Instructions for the task: Retype everything in the listing, leaving each line exactly as it is.

— Begin —

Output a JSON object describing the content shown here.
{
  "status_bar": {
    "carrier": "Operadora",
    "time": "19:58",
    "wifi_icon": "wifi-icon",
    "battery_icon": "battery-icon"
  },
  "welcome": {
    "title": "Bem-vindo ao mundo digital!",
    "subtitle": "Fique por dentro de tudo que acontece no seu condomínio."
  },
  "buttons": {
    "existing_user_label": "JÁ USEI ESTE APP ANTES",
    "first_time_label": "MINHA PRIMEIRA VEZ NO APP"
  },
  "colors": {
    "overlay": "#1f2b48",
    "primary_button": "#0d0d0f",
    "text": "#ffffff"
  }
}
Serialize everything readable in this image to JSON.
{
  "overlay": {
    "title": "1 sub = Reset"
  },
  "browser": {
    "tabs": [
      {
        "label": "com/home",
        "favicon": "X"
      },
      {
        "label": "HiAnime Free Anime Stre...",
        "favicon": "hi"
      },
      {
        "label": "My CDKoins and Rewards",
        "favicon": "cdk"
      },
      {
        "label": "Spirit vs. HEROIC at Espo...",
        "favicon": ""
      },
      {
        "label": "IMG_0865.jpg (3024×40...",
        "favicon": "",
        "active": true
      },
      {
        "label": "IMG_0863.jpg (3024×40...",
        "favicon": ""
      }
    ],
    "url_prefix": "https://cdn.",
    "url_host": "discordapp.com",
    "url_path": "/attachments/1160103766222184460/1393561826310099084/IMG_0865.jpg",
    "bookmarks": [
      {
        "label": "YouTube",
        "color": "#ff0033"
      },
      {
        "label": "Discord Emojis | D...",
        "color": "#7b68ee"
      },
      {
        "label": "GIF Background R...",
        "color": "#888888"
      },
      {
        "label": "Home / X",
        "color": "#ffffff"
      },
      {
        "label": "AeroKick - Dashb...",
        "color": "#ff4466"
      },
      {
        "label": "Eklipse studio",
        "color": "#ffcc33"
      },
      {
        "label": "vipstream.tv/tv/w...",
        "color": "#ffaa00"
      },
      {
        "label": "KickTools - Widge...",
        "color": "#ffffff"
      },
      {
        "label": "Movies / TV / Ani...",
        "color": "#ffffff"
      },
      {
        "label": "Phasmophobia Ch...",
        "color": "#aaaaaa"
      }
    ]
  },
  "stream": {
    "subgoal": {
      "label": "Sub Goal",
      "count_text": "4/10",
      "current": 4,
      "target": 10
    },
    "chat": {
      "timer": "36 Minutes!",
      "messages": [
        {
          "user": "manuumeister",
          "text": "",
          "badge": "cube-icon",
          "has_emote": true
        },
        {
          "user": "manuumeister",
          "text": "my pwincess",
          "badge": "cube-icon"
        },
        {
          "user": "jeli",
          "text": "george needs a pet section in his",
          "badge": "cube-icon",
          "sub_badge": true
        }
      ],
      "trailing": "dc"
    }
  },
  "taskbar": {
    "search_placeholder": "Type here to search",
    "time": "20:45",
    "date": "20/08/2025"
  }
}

— End —

Task answer:
Output a JSON object describing the content shown here.
{
  "status_bar": {
    "carrier": "Operadora",
    "time": "19:58",
    "wifi_icon": "wifi-icon",
    "battery_icon": "battery-icon"
  },
  "welcome": {
    "title": "Bem-vindo ao mundo digital!",
    "subtitle": "Fique por dentro de tudo que acontece no seu condomínio."
  },
  "buttons": {
    "existing_user_label": "JÁ USEI ESTE APP ANTES",
    "first_time_label": "MINHA PRIMEIRA VEZ NO APP"
  },
  "colors": {
    "overlay": "#1f2b48",
    "primary_button": "#0d0d0f",
    "text": "#ffffff"
  }
}
Serialize everything readable in this image to JSON.
{
  "overlay": {
    "title": "1 sub = Reset"
  },
  "browser": {
    "tabs": [
      {
        "label": "com/home",
        "favicon": "X"
      },
      {
        "label": "HiAnime Free Anime Stre...",
        "favicon": "hi"
      },
      {
        "label": "My CDKoins and Rewards",
        "favicon": "cdk"
      },
      {
        "label": "Spirit vs. HEROIC at Espo...",
        "favicon": ""
      },
      {
        "label": "IMG_0865.jpg (3024×40...",
        "favicon": "",
        "active": true
      },
      {
        "label": "IMG_0863.jpg (3024×40...",
        "favicon": ""
      }
    ],
    "url_prefix": "https://cdn.",
    "url_host": "discordapp.com",
    "url_path": "/attachments/1160103766222184460/1393561826310099084/IMG_0865.jpg",
    "bookmarks": [
      {
        "label": "YouTube",
        "color": "#ff0033"
      },
      {
        "label": "Discord Emojis | D...",
        "color": "#7b68ee"
      },
      {
        "label": "GIF Background R...",
        "color": "#888888"
      },
      {
        "label": "Home / X",
        "color": "#ffffff"
      },
      {
        "label": "AeroKick - Dashb...",
        "color": "#ff4466"
      },
      {
        "label": "Eklipse studio",
        "color": "#ffcc33"
      },
      {
        "label": "vipstream.tv/tv/w...",
        "color": "#ffaa00"
      },
      {
        "label": "KickTools - Widge...",
        "color": "#ffffff"
      },
      {
        "label": "Movies / TV / Ani...",
        "color": "#ffffff"
      },
      {
        "label": "Phasmophobia Ch...",
        "color": "#aaaaaa"
      }
    ]
  },
  "stream": {
    "subgoal": {
      "label": "Sub Goal",
      "count_text": "4/10",
      "current": 4,
      "target": 10
    },
    "chat": {
      "timer": "36 Minutes!",
      "messages": [
        {
          "user": "manuumeister",
          "text": "",
          "badge": "cube-icon",
          "has_emote": true
        },
        {
          "user": "manuumeister",
          "text": "my pwincess",
          "badge": "cube-icon"
        },
        {
          "user": "jeli",
          "text": "george needs a pet section in his",
          "badge": "cube-icon",
          "sub_badge": true
        }
      ],
      "trailing": "dc"
    }
  },
  "taskbar": {
    "search_placeholder": "Type here to search",
    "time": "20:45",
    "date": "20/08/2025"
  }
}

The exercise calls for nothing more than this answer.